— Begin —

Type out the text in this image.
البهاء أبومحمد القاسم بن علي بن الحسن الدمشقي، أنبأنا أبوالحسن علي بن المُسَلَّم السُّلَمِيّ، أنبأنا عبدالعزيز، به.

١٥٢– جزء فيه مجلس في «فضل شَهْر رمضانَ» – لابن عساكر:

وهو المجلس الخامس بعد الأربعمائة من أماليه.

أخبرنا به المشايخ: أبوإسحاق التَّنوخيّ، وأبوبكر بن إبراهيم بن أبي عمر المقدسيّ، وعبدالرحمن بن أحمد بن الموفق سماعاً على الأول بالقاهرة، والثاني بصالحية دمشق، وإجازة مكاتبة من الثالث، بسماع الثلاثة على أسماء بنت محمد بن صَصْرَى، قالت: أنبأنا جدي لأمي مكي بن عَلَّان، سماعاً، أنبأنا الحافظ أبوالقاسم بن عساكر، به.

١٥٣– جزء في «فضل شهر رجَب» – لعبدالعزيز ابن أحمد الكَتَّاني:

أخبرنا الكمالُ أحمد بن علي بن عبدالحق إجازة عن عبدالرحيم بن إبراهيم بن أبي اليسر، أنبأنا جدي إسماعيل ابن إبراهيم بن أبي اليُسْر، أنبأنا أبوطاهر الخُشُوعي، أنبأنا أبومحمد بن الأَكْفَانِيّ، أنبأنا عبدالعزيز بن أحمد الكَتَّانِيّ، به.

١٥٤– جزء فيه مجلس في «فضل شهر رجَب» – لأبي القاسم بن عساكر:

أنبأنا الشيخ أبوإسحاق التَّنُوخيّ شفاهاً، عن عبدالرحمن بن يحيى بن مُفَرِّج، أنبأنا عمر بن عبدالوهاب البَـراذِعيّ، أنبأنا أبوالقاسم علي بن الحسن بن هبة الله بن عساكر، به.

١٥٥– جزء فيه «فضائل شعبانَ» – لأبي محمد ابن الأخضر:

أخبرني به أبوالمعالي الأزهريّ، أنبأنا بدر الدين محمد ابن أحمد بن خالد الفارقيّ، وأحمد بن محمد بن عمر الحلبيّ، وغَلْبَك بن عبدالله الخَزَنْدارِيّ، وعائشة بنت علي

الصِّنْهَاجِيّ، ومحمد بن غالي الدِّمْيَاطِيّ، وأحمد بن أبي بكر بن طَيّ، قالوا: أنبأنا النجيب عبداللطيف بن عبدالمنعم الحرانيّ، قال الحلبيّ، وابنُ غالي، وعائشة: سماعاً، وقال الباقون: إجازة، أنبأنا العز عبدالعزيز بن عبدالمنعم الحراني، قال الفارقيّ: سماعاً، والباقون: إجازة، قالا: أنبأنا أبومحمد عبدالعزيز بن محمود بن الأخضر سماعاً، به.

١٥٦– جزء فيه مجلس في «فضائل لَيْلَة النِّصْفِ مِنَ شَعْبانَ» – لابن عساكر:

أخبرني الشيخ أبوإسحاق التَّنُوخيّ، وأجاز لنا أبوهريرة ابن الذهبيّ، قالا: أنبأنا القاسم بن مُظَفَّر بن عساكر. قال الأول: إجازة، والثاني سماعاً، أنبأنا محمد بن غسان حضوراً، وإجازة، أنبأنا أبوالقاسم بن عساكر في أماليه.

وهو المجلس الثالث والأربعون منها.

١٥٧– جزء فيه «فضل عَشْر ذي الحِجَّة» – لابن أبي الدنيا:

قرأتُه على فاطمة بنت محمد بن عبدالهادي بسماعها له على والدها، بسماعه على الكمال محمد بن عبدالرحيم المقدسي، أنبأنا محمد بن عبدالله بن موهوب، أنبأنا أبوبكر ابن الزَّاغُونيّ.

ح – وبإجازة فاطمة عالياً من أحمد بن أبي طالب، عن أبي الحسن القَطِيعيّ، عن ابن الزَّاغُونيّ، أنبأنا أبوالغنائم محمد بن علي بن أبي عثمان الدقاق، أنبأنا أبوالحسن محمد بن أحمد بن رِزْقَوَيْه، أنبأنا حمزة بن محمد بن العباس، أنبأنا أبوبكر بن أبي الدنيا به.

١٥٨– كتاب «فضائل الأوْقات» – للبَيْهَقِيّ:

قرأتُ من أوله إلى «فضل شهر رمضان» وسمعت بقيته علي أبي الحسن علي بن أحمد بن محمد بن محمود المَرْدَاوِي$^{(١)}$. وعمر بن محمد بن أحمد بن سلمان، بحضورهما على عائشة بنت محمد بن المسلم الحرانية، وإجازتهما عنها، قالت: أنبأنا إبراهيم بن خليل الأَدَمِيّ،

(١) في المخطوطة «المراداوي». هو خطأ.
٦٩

— End —

** To be done **
Report the count of lines in the entries that contain the string "الحلبي", and nothing besides it.

** Solution to this task **
2